■ GIVEN EXERCISE:
Return all lines that include the string "proposed".
>> start
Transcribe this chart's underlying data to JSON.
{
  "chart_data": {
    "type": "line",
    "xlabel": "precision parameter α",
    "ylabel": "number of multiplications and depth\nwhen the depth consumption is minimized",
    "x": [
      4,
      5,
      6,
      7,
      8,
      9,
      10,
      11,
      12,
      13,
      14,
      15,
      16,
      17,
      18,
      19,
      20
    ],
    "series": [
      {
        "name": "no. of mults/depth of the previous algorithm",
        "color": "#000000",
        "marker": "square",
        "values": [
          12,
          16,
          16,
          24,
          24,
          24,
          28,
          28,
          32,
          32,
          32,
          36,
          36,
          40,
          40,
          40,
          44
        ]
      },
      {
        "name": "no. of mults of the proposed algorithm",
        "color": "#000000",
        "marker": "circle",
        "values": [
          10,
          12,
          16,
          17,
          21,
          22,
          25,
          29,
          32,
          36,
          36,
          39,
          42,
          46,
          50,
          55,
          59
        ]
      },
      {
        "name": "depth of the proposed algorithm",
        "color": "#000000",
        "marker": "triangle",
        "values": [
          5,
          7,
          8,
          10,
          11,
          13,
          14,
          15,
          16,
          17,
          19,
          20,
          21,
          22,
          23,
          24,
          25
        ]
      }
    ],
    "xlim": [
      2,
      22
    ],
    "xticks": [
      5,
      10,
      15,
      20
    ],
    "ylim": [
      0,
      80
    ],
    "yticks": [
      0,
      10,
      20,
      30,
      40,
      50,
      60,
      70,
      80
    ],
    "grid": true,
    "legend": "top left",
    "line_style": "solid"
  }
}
>> end
>> start
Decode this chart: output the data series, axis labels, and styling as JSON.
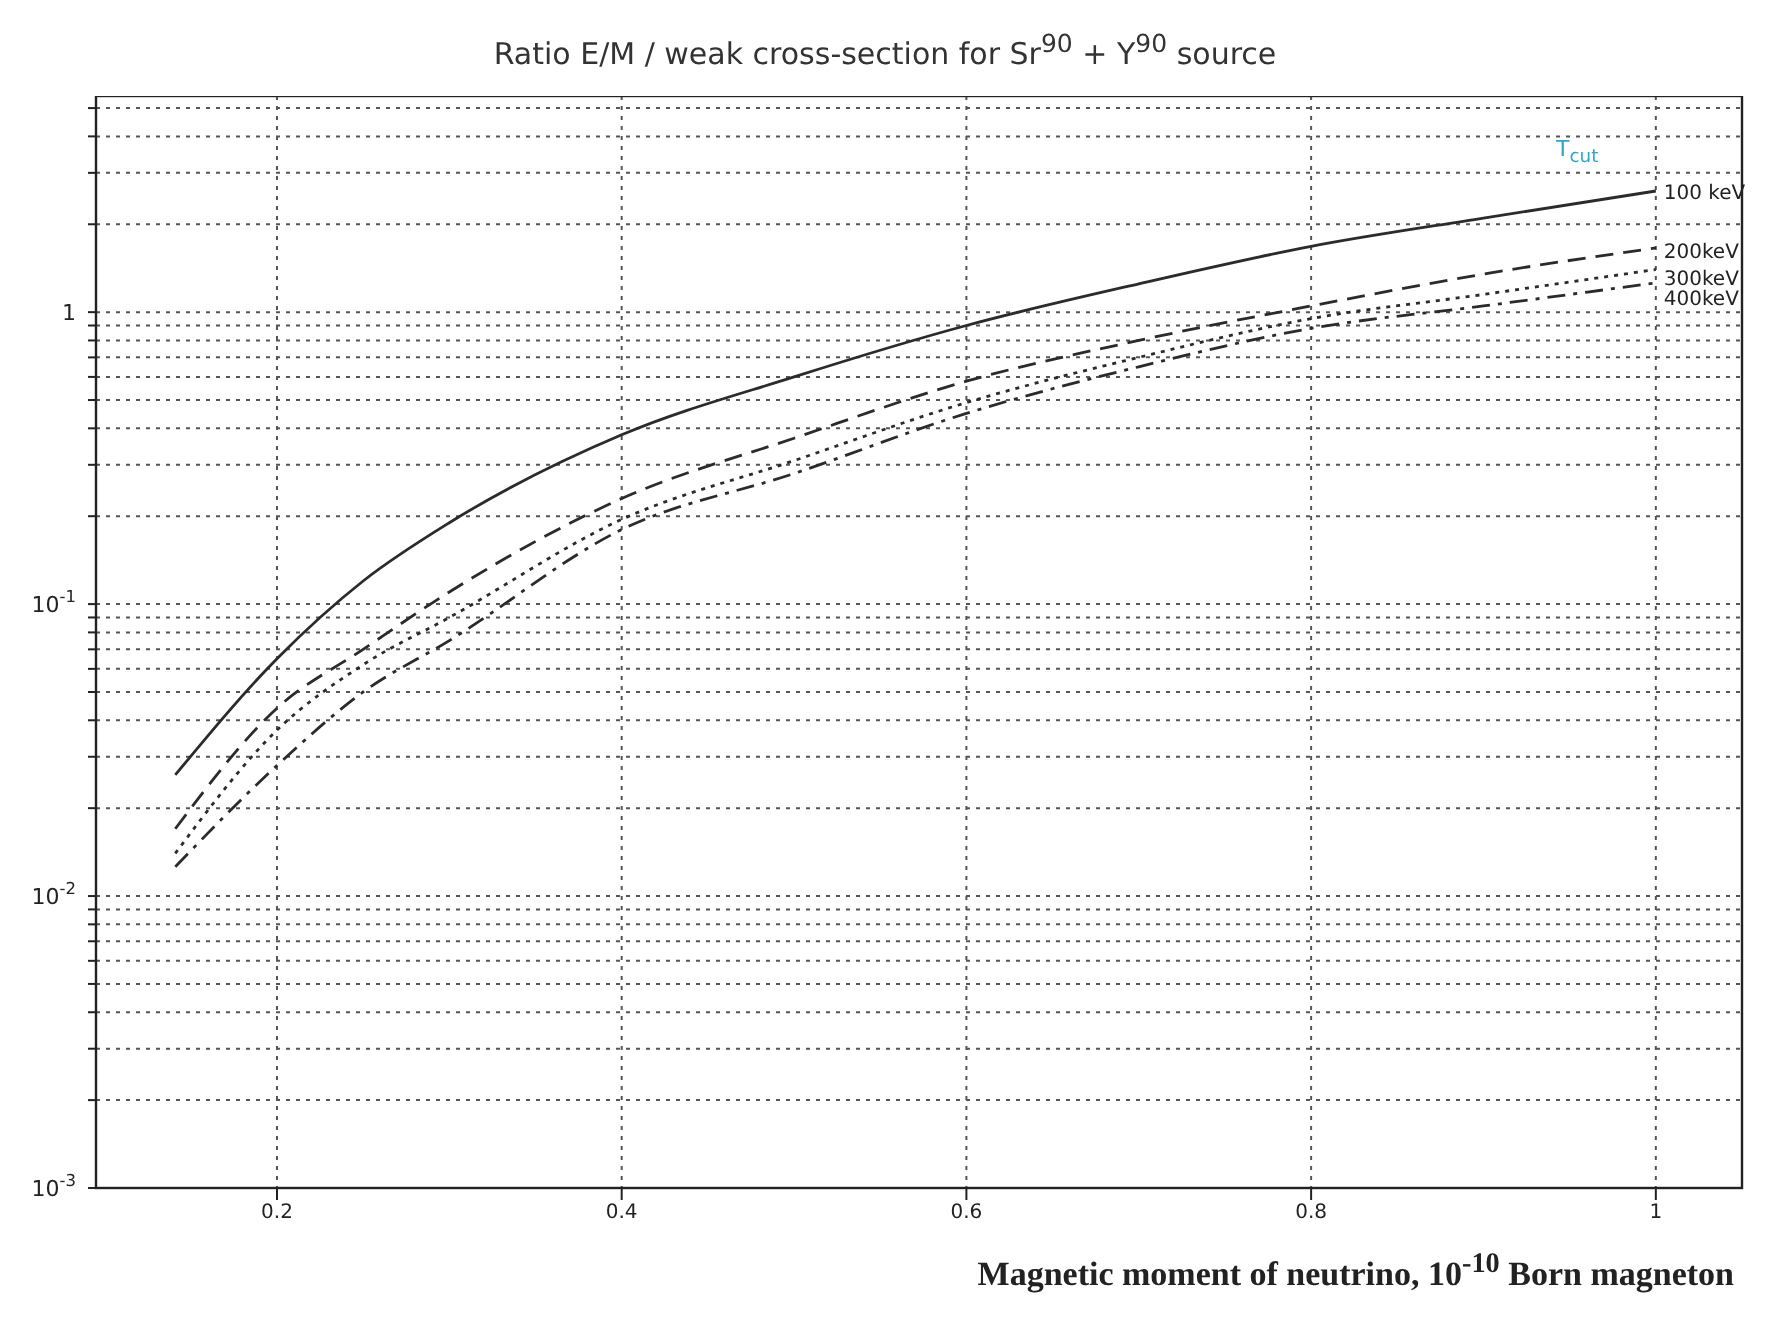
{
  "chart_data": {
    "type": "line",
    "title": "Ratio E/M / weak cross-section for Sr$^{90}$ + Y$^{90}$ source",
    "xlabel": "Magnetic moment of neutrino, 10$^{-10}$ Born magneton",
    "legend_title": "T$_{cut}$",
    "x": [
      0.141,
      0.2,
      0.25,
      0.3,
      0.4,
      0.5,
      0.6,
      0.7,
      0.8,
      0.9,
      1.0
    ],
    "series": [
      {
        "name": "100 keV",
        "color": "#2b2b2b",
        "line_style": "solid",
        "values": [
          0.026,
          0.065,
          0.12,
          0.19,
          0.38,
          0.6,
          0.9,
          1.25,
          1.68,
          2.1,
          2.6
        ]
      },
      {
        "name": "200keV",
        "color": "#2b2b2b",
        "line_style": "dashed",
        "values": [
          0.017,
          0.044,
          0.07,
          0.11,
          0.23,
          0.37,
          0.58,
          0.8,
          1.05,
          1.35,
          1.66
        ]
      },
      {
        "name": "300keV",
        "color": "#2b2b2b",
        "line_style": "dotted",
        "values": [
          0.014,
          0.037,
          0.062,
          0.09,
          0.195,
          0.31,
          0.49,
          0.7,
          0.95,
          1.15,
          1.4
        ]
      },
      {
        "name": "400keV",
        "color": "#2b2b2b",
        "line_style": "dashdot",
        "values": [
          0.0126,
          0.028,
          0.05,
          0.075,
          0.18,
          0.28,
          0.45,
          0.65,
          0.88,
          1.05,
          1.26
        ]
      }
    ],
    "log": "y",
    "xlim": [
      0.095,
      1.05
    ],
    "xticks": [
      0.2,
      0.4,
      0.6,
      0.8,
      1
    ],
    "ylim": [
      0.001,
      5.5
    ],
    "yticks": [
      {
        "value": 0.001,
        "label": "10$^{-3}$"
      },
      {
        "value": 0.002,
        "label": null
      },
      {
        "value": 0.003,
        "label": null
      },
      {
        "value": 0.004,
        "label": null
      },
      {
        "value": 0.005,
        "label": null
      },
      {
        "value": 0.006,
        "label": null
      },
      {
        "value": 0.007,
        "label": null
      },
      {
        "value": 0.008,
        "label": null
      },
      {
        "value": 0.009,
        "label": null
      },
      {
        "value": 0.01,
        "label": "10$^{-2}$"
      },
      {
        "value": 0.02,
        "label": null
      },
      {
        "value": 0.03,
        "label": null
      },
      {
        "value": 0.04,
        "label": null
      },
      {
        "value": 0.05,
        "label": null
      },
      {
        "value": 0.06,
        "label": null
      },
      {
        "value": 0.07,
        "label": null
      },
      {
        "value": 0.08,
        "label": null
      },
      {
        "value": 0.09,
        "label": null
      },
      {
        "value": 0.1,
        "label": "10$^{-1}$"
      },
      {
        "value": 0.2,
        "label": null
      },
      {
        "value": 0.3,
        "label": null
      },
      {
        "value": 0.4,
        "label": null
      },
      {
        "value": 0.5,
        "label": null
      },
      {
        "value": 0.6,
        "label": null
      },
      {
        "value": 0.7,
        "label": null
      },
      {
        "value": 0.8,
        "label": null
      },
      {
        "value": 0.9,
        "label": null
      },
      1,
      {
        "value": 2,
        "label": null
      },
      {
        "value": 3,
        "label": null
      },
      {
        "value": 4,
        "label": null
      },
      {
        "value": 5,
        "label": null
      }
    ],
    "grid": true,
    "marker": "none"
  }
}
>> end
■ WRITTEN RESPONSE:
        "name": "no. of mults of the proposed algorithm",
        "name": "depth of the proposed algorithm",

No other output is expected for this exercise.